━━ GIVEN RECORDS

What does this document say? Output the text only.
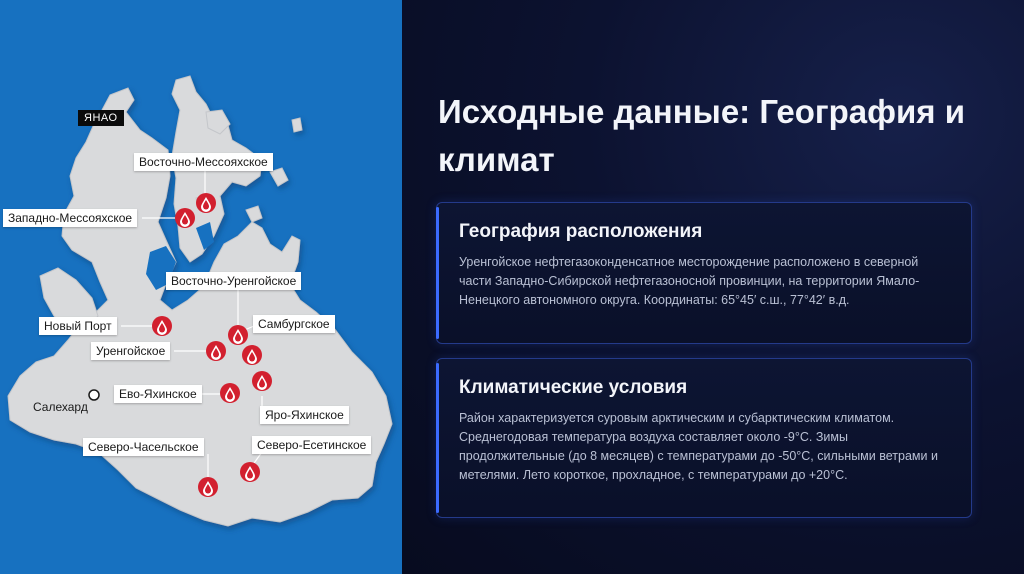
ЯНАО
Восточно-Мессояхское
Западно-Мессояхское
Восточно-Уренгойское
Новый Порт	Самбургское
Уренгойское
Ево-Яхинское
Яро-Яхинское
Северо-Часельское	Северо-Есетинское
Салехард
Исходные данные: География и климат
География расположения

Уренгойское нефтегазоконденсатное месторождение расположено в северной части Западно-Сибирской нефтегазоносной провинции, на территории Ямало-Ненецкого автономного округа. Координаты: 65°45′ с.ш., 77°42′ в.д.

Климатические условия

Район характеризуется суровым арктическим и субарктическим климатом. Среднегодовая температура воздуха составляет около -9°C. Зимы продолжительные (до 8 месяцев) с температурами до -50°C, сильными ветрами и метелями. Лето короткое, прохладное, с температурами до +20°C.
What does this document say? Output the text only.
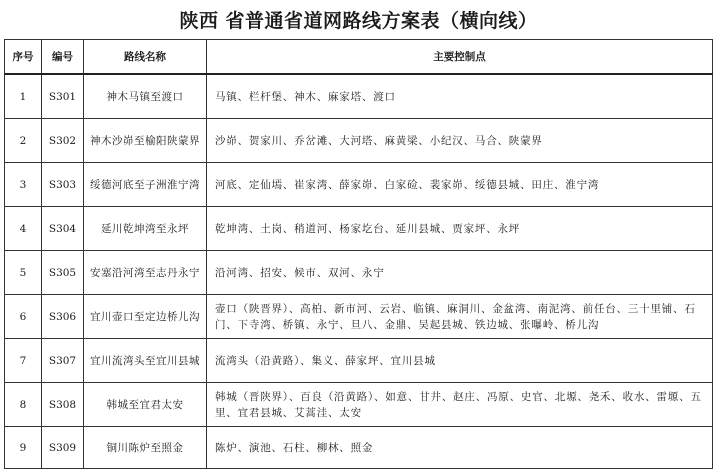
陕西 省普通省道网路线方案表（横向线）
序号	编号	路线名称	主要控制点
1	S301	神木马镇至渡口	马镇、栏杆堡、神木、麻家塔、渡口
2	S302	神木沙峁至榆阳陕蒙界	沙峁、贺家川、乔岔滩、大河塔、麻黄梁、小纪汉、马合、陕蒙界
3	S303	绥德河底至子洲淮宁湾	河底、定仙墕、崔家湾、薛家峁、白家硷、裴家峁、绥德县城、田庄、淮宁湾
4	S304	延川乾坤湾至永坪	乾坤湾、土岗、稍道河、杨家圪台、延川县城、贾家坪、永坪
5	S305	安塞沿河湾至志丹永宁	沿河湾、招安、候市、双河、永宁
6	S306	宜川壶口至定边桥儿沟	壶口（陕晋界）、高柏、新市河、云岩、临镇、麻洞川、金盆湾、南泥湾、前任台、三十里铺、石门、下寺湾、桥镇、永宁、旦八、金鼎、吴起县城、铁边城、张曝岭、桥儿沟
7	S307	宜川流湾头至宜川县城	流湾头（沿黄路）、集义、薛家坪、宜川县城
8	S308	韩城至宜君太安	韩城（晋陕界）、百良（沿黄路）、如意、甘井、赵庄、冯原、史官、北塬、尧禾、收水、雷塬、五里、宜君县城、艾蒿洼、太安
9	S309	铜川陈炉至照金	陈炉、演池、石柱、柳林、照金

━━━━

● SET EXERCISE: List all lines in the material containing the string "Мессояхское".

● RESPONSE:
Восточно-Мессояхское
Западно-Мессояхское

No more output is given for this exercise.